---------- Material to process

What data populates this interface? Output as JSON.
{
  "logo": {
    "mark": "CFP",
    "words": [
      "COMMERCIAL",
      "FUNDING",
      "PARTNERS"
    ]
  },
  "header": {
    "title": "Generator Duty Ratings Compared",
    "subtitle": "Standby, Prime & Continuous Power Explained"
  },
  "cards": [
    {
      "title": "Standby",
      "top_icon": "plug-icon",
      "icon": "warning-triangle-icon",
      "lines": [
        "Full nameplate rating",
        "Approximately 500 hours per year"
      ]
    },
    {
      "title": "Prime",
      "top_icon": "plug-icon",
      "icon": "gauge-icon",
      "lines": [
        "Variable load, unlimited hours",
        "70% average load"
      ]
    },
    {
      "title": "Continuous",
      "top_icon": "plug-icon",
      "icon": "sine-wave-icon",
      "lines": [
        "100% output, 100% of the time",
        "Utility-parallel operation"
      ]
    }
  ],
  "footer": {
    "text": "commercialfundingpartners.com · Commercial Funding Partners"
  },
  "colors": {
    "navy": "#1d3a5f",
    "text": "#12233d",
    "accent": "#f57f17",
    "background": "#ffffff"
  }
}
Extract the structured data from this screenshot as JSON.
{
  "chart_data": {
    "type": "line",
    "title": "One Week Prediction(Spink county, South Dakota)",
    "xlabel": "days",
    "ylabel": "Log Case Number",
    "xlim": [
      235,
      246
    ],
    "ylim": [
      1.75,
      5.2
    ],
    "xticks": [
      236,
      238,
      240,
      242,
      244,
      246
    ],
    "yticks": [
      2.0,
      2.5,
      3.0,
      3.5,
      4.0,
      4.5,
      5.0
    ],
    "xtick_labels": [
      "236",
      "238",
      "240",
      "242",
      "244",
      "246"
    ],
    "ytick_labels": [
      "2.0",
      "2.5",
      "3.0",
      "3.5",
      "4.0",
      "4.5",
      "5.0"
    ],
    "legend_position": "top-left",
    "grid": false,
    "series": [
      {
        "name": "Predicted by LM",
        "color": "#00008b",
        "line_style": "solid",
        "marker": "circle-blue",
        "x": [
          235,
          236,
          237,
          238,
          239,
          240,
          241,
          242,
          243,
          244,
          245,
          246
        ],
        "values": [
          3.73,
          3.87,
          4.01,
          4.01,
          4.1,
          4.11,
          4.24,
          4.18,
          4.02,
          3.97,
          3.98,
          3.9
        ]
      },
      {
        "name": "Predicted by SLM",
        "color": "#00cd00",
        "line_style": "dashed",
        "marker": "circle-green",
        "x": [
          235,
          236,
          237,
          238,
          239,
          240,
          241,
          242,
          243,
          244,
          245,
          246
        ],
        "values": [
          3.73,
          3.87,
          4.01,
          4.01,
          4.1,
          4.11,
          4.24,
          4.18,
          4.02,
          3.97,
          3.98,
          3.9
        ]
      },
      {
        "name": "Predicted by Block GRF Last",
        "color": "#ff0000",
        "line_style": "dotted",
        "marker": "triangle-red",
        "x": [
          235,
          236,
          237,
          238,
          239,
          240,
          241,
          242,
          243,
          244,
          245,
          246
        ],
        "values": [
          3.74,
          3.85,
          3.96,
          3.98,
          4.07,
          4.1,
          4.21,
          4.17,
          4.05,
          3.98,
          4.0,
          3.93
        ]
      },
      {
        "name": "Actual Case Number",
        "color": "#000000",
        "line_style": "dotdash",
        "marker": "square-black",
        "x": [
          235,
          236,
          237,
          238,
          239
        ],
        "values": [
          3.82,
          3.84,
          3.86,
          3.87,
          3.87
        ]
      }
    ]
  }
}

--------------------
---------- Material to process

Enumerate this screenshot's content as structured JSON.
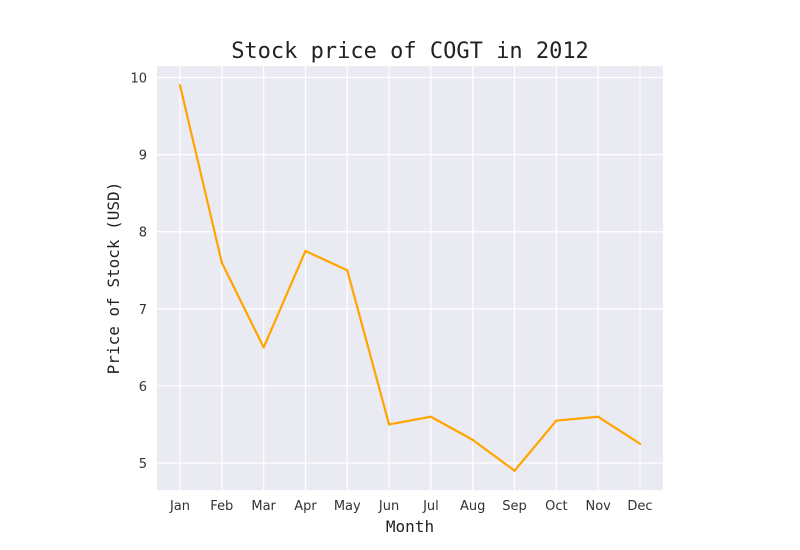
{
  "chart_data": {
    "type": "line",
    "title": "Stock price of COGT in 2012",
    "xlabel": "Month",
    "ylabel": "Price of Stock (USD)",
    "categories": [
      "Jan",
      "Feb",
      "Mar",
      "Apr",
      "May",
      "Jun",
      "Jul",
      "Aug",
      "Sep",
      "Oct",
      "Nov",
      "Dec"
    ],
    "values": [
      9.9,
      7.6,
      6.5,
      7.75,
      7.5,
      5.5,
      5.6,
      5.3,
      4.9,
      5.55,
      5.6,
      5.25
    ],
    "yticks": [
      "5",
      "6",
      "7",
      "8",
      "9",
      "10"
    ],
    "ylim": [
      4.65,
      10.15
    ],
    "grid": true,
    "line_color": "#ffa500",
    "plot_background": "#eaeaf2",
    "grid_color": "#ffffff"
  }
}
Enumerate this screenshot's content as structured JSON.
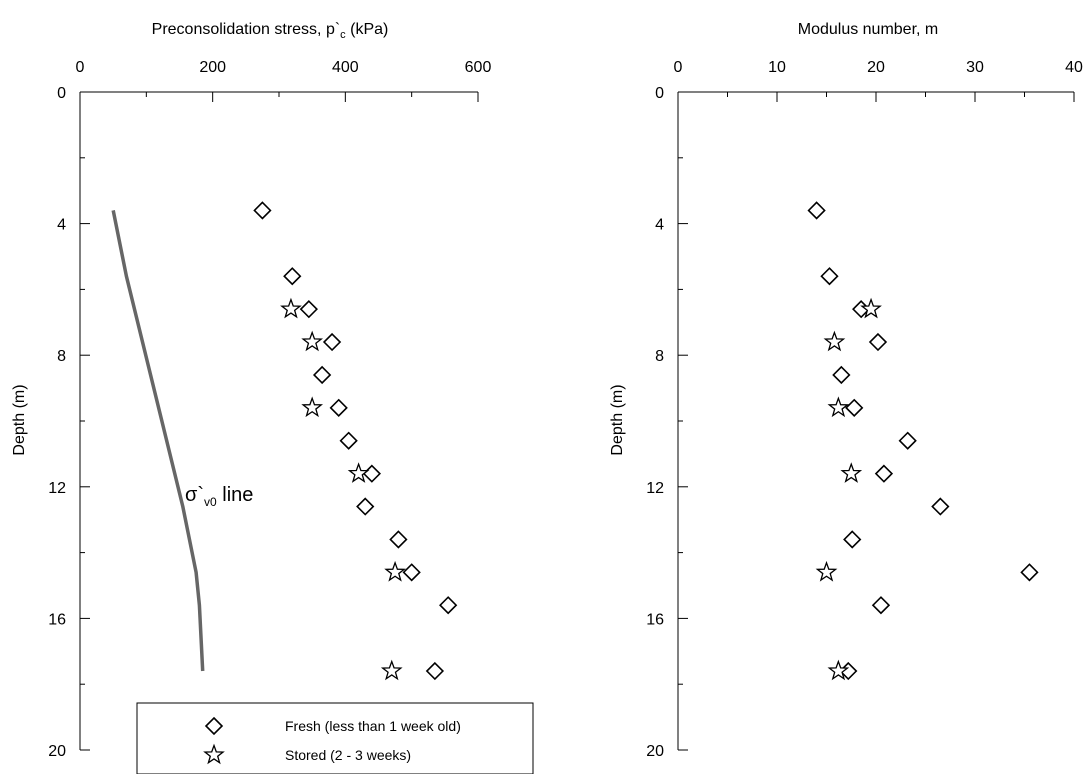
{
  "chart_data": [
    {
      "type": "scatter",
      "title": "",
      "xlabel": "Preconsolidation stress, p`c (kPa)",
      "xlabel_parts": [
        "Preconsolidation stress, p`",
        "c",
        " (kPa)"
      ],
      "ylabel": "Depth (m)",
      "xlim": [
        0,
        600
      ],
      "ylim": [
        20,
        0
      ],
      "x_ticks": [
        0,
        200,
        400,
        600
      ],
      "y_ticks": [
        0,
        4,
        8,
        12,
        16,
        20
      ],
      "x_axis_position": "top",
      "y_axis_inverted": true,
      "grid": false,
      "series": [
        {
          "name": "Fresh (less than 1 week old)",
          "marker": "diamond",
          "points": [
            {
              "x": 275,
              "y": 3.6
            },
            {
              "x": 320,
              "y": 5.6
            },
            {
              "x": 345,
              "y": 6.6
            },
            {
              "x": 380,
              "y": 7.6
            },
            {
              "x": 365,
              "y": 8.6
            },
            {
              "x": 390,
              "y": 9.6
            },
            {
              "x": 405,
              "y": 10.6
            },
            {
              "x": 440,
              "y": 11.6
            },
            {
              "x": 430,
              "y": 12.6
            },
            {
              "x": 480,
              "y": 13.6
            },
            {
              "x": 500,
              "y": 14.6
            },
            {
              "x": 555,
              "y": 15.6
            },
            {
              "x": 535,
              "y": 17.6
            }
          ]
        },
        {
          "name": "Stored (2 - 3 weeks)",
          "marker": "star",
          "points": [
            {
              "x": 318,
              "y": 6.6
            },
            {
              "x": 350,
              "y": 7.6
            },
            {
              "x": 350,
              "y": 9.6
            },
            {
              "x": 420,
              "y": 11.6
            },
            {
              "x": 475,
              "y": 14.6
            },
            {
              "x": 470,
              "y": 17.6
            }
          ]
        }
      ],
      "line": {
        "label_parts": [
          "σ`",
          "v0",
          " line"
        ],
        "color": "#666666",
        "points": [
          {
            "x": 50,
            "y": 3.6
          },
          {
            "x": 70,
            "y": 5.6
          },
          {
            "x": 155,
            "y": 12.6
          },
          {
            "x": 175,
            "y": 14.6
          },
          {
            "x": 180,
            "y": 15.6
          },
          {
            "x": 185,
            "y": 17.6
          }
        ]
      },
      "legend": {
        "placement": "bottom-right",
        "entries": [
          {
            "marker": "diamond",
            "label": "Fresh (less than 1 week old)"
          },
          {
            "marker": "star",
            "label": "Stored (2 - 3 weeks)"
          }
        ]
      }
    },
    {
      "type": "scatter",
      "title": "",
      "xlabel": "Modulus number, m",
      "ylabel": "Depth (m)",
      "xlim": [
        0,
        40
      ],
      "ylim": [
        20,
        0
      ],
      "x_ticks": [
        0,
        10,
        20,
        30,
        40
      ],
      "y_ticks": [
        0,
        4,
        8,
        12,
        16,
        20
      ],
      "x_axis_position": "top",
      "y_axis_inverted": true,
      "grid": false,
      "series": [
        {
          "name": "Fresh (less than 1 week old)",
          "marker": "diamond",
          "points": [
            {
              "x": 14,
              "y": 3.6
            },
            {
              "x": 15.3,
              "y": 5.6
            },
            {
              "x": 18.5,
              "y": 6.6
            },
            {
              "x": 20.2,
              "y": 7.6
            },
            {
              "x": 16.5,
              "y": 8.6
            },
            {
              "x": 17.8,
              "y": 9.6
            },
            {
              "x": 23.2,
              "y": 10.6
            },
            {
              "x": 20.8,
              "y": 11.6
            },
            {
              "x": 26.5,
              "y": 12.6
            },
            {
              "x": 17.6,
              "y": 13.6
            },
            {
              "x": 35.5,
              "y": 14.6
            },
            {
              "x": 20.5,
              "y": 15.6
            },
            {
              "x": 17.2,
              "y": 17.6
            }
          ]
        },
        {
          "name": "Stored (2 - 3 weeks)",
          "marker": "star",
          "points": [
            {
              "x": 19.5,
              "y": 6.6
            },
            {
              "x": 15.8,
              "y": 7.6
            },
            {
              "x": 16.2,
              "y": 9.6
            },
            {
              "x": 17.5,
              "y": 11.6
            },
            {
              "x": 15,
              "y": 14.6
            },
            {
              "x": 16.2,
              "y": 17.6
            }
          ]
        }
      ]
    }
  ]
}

--------------------
---------- Material to process

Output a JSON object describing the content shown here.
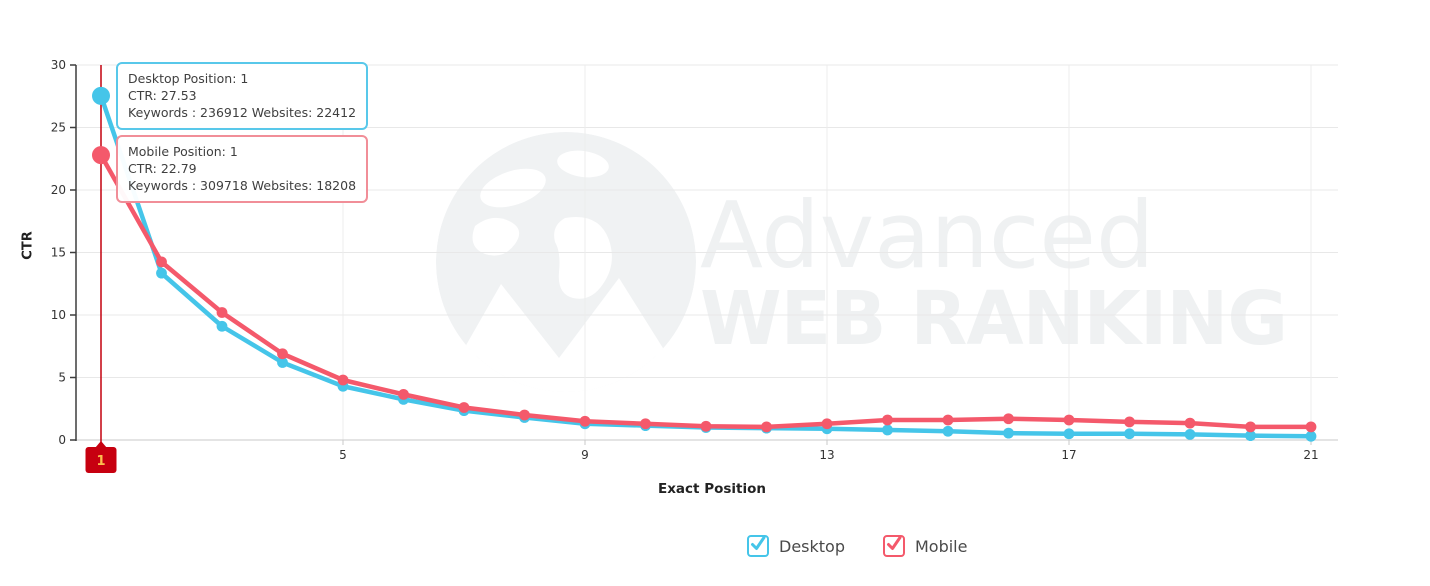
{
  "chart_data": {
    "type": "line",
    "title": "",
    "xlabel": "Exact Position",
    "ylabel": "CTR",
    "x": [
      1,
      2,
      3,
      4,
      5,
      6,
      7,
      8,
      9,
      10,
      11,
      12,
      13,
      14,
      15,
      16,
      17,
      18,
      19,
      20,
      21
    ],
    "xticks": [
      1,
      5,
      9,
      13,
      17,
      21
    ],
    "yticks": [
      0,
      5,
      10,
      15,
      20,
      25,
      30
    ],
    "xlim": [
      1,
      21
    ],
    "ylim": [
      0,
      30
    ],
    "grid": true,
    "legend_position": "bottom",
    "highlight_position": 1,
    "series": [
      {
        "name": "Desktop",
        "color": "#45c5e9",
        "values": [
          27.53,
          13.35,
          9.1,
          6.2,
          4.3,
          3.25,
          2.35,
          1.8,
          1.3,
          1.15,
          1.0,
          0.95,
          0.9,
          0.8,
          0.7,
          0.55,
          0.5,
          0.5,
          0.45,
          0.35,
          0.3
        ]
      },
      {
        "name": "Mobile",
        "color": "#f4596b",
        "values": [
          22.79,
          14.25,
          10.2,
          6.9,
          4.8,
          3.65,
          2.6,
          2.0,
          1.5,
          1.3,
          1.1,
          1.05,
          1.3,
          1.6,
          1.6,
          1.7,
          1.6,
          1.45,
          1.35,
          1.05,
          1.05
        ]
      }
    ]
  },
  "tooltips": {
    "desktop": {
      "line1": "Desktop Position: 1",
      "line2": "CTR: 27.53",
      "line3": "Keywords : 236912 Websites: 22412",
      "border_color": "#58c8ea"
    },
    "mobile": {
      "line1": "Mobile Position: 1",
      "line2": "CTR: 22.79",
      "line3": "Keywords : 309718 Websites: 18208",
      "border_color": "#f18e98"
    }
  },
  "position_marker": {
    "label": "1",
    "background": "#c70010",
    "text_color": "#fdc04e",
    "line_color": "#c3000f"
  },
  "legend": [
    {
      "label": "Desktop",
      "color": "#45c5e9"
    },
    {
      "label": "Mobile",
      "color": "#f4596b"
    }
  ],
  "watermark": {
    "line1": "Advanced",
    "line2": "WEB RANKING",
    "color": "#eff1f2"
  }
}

--------------------

◆ Task brief: From the data above, copy each line that has the string "this".

◆ The output:
What data populates this interface? Output as JSON.
Extract the structured data from this screenshot as JSON.
Enumerate this screenshot's content as structured JSON.
Enumerate this screenshot's content as structured JSON.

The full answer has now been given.